** start of Data for this exercise **

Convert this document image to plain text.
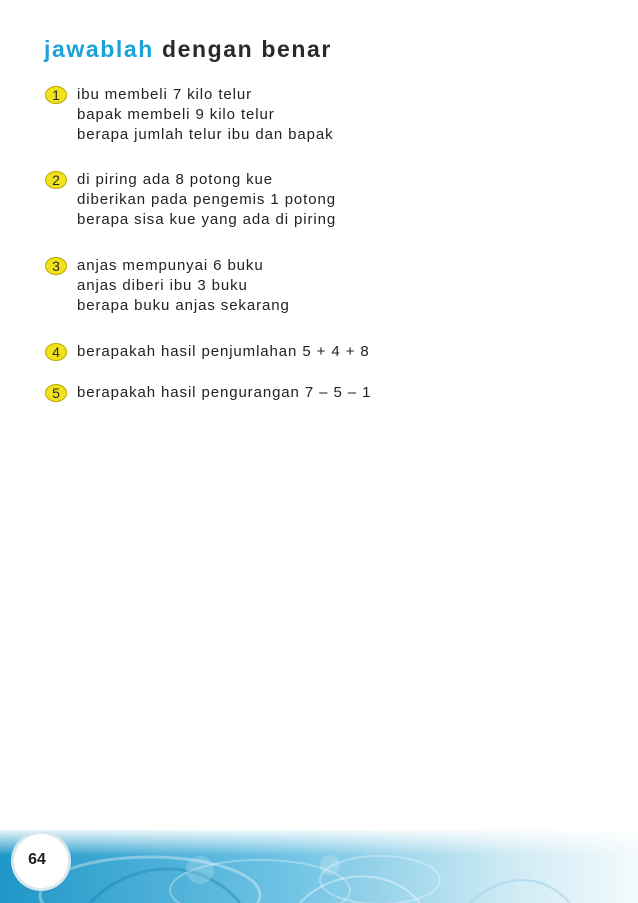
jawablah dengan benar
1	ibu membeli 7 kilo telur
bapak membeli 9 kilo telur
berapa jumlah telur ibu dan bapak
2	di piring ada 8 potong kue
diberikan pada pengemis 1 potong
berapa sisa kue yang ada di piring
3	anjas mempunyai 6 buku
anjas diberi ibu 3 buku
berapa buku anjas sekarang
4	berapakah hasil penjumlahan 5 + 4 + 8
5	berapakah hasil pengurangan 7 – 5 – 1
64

** end of Data for this exercise **

_The problem_
Write the listing out a second time exactly, dropping all images.

_Correct output_
Convert this document image to plain text.
jawablah dengan benar
1	ibu membeli 7 kilo telur
bapak membeli 9 kilo telur
berapa jumlah telur ibu dan bapak
2	di piring ada 8 potong kue
diberikan pada pengemis 1 potong
berapa sisa kue yang ada di piring
3	anjas mempunyai 6 buku
anjas diberi ibu 3 buku
berapa buku anjas sekarang
4	berapakah hasil penjumlahan 5 + 4 + 8
5	berapakah hasil pengurangan 7 – 5 – 1
64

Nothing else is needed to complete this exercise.